Stated goal — Copy out every line of the records where the string "icon" occurs.

┄┄┄┄┄┄

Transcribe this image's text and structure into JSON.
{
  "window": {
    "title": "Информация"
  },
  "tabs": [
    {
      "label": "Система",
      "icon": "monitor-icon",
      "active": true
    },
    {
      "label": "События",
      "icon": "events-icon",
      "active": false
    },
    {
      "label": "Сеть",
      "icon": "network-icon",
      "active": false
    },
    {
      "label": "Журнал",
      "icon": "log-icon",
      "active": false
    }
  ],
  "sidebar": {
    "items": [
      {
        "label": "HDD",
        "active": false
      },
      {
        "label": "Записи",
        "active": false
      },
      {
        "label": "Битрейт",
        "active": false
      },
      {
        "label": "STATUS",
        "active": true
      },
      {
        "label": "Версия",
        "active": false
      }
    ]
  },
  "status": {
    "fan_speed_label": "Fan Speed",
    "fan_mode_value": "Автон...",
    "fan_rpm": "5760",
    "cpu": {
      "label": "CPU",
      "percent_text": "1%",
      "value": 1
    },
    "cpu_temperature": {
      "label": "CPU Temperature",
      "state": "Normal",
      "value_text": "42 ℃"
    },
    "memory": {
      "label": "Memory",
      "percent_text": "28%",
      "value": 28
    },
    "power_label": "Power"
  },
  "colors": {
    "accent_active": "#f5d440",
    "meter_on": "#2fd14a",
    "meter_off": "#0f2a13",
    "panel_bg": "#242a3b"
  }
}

┄┄┄┄┄┄

Final answer —
      "icon": "monitor-icon",
      "icon": "events-icon",
      "icon": "network-icon",
      "icon": "log-icon",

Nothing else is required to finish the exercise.